# SELECTION:
==================================================
In this representation, the upper left \(3\times 3\) substructure of blocks corresponds to \(A_\ell \) and is related to the divergence of the strain tensor in (1). The submatrix \(D_\ell \), resulting from the discretization of the divergence operator in the continuity equation, has a \(1\times 3\) block-structure, while \(G_\ell \), coming from the pressure gradient in (1), has a \(3\times 1\) block-structure and our discretization yields \(D_\ell = G_\ell ^\top \). The stabilization \(C_\ell \) term acts only on the pressure and, therefore, gives a \(1\times 1\) block. It can be viewed as a discrete Laplacian operator acting on the pressure with Neumann boundary condition. Note that, while it is obvious that \(A_\ell \) depends on the viscosity \(\nu \), it is also necessary to include \(\nu ^{-1}\) in the stabilization \(C_\ell \).
==================================================
# AIM OF THE TASK:
Using the discretization passage, explain why the stabilization term \(C_\ell \) takes the form of a \(1\times 1\) block, in one to three sentences. The listing after this point is separate material, apart from the discretization passage.

# DATA:
==================================================
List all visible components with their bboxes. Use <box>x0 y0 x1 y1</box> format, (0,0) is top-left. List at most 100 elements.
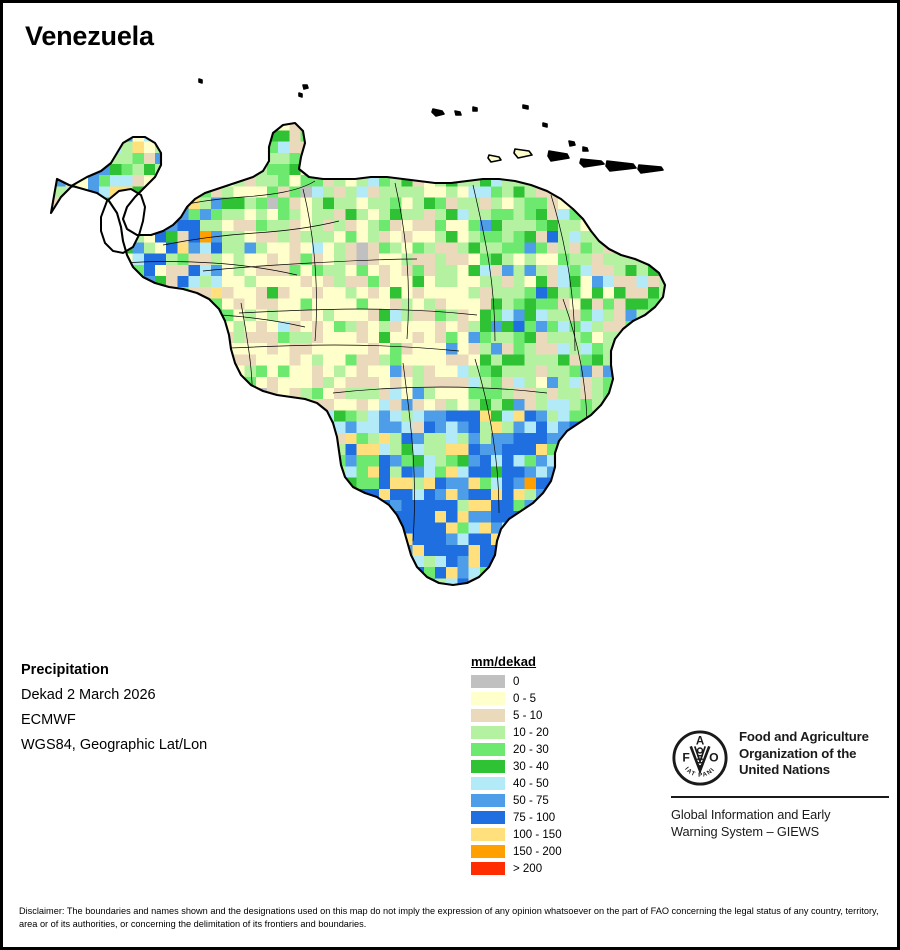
==================================================
# RESPONSE TO THIS TASK:
The stabilization term \(C_\ell \) acts only on the pressure. Because of that, it gives a \(1\times 1\) block.